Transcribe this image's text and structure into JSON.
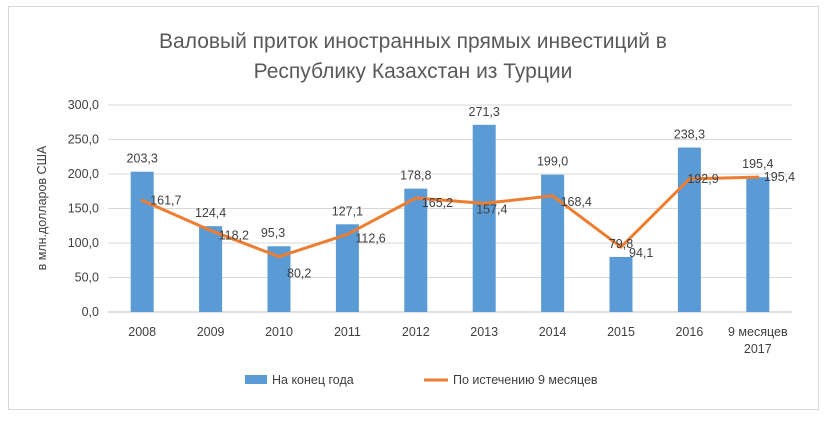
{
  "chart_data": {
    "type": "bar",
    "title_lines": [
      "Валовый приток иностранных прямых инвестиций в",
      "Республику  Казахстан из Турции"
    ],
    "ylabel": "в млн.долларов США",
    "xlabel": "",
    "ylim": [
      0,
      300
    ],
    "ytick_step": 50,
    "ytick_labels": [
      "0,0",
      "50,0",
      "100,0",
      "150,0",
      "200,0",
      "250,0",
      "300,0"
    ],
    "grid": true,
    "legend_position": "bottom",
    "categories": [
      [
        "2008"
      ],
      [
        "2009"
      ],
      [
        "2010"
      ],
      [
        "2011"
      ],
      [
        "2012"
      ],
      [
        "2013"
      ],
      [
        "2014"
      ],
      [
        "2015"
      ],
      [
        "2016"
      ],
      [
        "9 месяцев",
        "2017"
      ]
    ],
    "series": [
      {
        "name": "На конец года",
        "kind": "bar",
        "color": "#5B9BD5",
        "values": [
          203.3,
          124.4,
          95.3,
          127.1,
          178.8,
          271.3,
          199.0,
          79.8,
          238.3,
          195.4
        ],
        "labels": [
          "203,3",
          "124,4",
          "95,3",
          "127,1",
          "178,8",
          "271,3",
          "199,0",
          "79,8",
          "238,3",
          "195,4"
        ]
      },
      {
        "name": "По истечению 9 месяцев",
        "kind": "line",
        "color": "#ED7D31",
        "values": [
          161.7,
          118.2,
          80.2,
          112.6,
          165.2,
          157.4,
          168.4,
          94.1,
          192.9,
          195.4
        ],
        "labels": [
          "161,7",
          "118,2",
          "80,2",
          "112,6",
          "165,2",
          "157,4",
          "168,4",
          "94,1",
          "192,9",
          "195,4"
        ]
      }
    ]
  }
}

* Problem statement *
Copy the lines from the entries above in which the word "name" appears.

* Result *
        "name": "На конец года",
        "name": "По истечению 9 месяцев",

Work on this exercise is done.